Region annotation records:

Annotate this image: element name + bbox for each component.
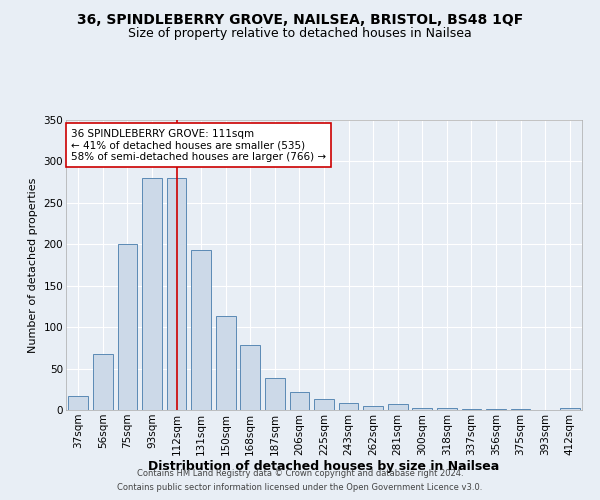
Bar [511, 409, 530, 410]
Bar [241, 346, 260, 410]
Bar [68, 396, 88, 410]
Bar [364, 406, 383, 410]
Bar [142, 178, 162, 410]
Text: Contains HM Land Registry data © Crown copyright and database right 2024.: Contains HM Land Registry data © Crown c… [137, 468, 463, 477]
Text: 36, SPINDLEBERRY GROVE, NAILSEA, BRISTOL, BS48 1QF: 36, SPINDLEBERRY GROVE, NAILSEA, BRISTOL… [77, 12, 523, 26]
Bar [290, 392, 309, 410]
X-axis label: Distribution of detached houses by size in Nailsea: Distribution of detached houses by size … [148, 460, 500, 473]
Bar [388, 404, 407, 410]
Bar [191, 250, 211, 410]
Bar [265, 378, 284, 410]
Bar [314, 399, 334, 410]
Y-axis label: Number of detached properties: Number of detached properties [28, 178, 38, 352]
Text: Size of property relative to detached houses in Nailsea: Size of property relative to detached ho… [128, 28, 472, 40]
Bar [118, 244, 137, 410]
Text: 36 SPINDLEBERRY GROVE: 111sqm
← 41% of detached houses are smaller (535)
58% of : 36 SPINDLEBERRY GROVE: 111sqm ← 41% of d… [71, 128, 326, 162]
Text: Contains public sector information licensed under the Open Government Licence v3: Contains public sector information licen… [118, 484, 482, 492]
Bar [339, 404, 358, 410]
Bar [461, 409, 481, 410]
Bar [167, 178, 187, 410]
Bar [486, 409, 506, 410]
Bar [93, 354, 113, 410]
Bar [560, 408, 580, 410]
Bar [437, 408, 457, 410]
Bar [216, 316, 236, 410]
Bar [412, 408, 432, 410]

» **WHAT THE EXERCISE ASKS**
Update the entries so that every "Bar" reads "Column", keeping everything else the same. Leave out the pictures.

» **SOLUTION**
Annotate this image: element name + bbox for each component.
Column [511, 409, 530, 410]
Column [241, 346, 260, 410]
Column [68, 396, 88, 410]
Column [364, 406, 383, 410]
Column [142, 178, 162, 410]
Text: Contains HM Land Registry data © Crown copyright and database right 2024.: Contains HM Land Registry data © Crown c… [137, 468, 463, 477]
Text: 36, SPINDLEBERRY GROVE, NAILSEA, BRISTOL, BS48 1QF: 36, SPINDLEBERRY GROVE, NAILSEA, BRISTOL… [77, 12, 523, 26]
Column [290, 392, 309, 410]
X-axis label: Distribution of detached houses by size in Nailsea: Distribution of detached houses by size … [148, 460, 500, 473]
Column [388, 404, 407, 410]
Column [191, 250, 211, 410]
Column [265, 378, 284, 410]
Column [314, 399, 334, 410]
Y-axis label: Number of detached properties: Number of detached properties [28, 178, 38, 352]
Text: Size of property relative to detached houses in Nailsea: Size of property relative to detached ho… [128, 28, 472, 40]
Column [118, 244, 137, 410]
Text: 36 SPINDLEBERRY GROVE: 111sqm
← 41% of detached houses are smaller (535)
58% of : 36 SPINDLEBERRY GROVE: 111sqm ← 41% of d… [71, 128, 326, 162]
Text: Contains public sector information licensed under the Open Government Licence v3: Contains public sector information licen… [118, 484, 482, 492]
Column [339, 404, 358, 410]
Column [461, 409, 481, 410]
Column [167, 178, 187, 410]
Column [486, 409, 506, 410]
Column [93, 354, 113, 410]
Column [560, 408, 580, 410]
Column [437, 408, 457, 410]
Column [216, 316, 236, 410]
Column [412, 408, 432, 410]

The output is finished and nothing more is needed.